WRITTEN EXERCISE |
Restate the data word for word and leave the images out.

PROVIDED ENTRIES |
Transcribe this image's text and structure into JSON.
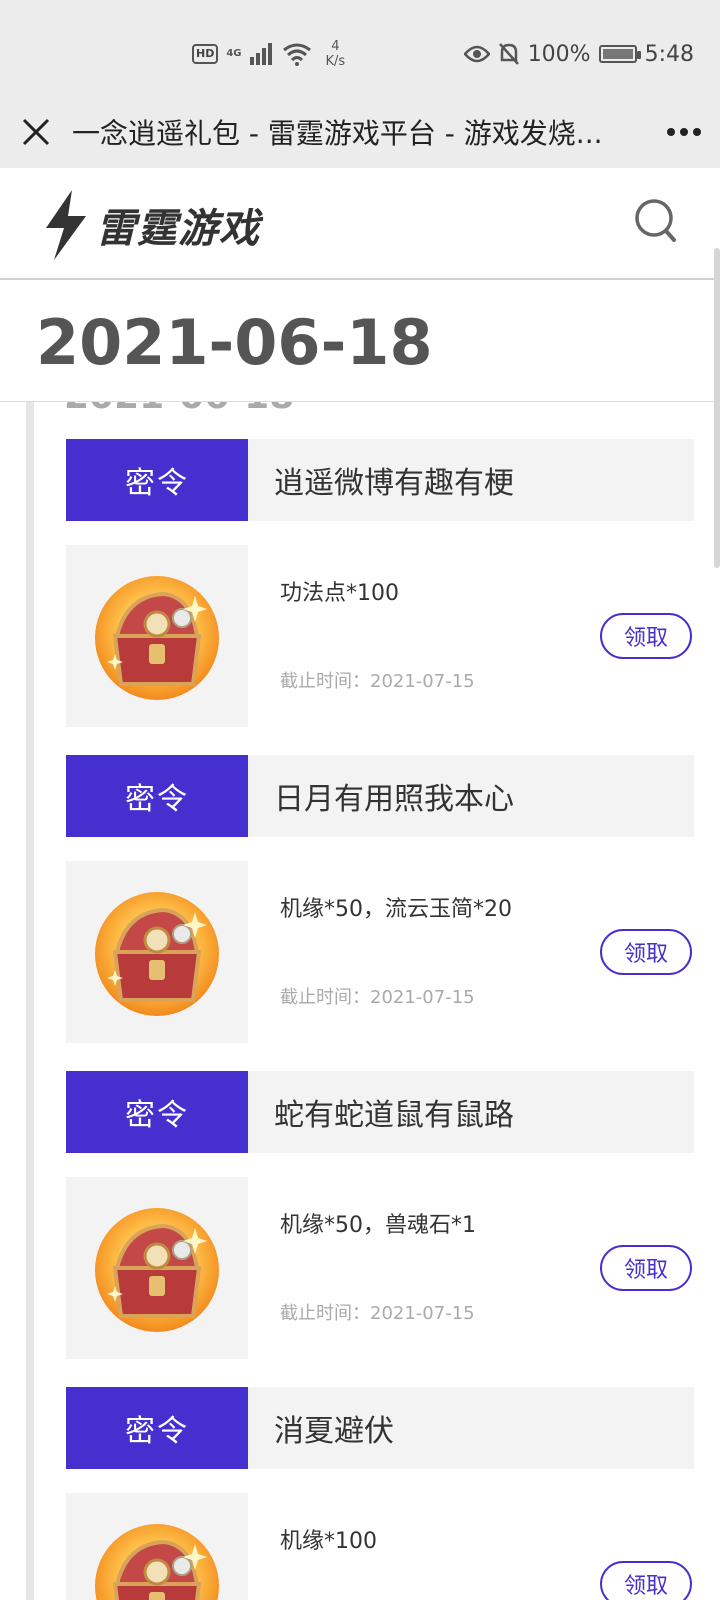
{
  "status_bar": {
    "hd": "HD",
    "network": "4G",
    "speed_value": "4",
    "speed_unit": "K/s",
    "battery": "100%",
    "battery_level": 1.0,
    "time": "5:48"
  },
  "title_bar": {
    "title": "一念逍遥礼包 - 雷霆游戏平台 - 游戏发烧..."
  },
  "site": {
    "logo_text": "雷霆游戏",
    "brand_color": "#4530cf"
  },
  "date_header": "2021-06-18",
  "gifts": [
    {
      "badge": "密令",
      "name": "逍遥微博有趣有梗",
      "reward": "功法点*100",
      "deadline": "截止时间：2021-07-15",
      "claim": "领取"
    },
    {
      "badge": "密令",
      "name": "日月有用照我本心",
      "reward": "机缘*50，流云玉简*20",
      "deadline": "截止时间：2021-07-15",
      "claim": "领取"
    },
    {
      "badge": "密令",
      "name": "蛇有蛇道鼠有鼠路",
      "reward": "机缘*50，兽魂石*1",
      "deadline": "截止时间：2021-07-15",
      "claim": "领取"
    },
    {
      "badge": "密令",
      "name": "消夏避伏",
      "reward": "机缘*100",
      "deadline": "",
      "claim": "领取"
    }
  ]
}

EXERCISE ANSWER |
Transcribe this image's text and structure into JSON.
{
  "status_bar": {
    "hd": "HD",
    "network": "4G",
    "speed_value": "4",
    "speed_unit": "K/s",
    "battery": "100%",
    "battery_level": 1.0,
    "time": "5:48"
  },
  "title_bar": {
    "title": "一念逍遥礼包 - 雷霆游戏平台 - 游戏发烧..."
  },
  "site": {
    "logo_text": "雷霆游戏",
    "brand_color": "#4530cf"
  },
  "date_header": "2021-06-18",
  "gifts": [
    {
      "badge": "密令",
      "name": "逍遥微博有趣有梗",
      "reward": "功法点*100",
      "deadline": "截止时间：2021-07-15",
      "claim": "领取"
    },
    {
      "badge": "密令",
      "name": "日月有用照我本心",
      "reward": "机缘*50，流云玉简*20",
      "deadline": "截止时间：2021-07-15",
      "claim": "领取"
    },
    {
      "badge": "密令",
      "name": "蛇有蛇道鼠有鼠路",
      "reward": "机缘*50，兽魂石*1",
      "deadline": "截止时间：2021-07-15",
      "claim": "领取"
    },
    {
      "badge": "密令",
      "name": "消夏避伏",
      "reward": "机缘*100",
      "deadline": "",
      "claim": "领取"
    }
  ]
}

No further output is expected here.